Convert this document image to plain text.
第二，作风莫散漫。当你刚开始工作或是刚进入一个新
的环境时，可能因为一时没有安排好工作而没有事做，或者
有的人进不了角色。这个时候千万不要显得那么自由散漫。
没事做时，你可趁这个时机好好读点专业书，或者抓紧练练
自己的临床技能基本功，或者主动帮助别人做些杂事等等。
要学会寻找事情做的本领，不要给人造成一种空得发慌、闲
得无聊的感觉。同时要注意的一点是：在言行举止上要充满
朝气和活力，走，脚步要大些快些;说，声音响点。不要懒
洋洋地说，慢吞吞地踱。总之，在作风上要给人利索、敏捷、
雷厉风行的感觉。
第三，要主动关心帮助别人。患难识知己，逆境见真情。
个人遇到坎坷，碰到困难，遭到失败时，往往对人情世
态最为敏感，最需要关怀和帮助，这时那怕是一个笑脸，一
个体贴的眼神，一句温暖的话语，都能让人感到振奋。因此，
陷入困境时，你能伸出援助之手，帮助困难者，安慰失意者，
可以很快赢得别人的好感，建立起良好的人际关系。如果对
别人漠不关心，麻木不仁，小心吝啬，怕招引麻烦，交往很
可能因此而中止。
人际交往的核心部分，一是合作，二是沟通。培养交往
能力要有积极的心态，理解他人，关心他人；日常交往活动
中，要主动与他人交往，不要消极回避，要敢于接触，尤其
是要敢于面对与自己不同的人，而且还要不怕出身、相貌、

= Exercise =
Reproduce the material above, every line of it, exactly.

= Solution =
Convert this document image to plain text.
第二，作风莫散漫。当你刚开始工作或是刚进入一个新
的环境时，可能因为一时没有安排好工作而没有事做，或者
有的人进不了角色。这个时候千万不要显得那么自由散漫。
没事做时，你可趁这个时机好好读点专业书，或者抓紧练练
自己的临床技能基本功，或者主动帮助别人做些杂事等等。
要学会寻找事情做的本领，不要给人造成一种空得发慌、闲
得无聊的感觉。同时要注意的一点是：在言行举止上要充满
朝气和活力，走，脚步要大些快些;说，声音响点。不要懒
洋洋地说，慢吞吞地踱。总之，在作风上要给人利索、敏捷、
雷厉风行的感觉。
第三，要主动关心帮助别人。患难识知己，逆境见真情。
个人遇到坎坷，碰到困难，遭到失败时，往往对人情世
态最为敏感，最需要关怀和帮助，这时那怕是一个笑脸，一
个体贴的眼神，一句温暖的话语，都能让人感到振奋。因此，
陷入困境时，你能伸出援助之手，帮助困难者，安慰失意者，
可以很快赢得别人的好感，建立起良好的人际关系。如果对
别人漠不关心，麻木不仁，小心吝啬，怕招引麻烦，交往很
可能因此而中止。
人际交往的核心部分，一是合作，二是沟通。培养交往
能力要有积极的心态，理解他人，关心他人；日常交往活动
中，要主动与他人交往，不要消极回避，要敢于接触，尤其
是要敢于面对与自己不同的人，而且还要不怕出身、相貌、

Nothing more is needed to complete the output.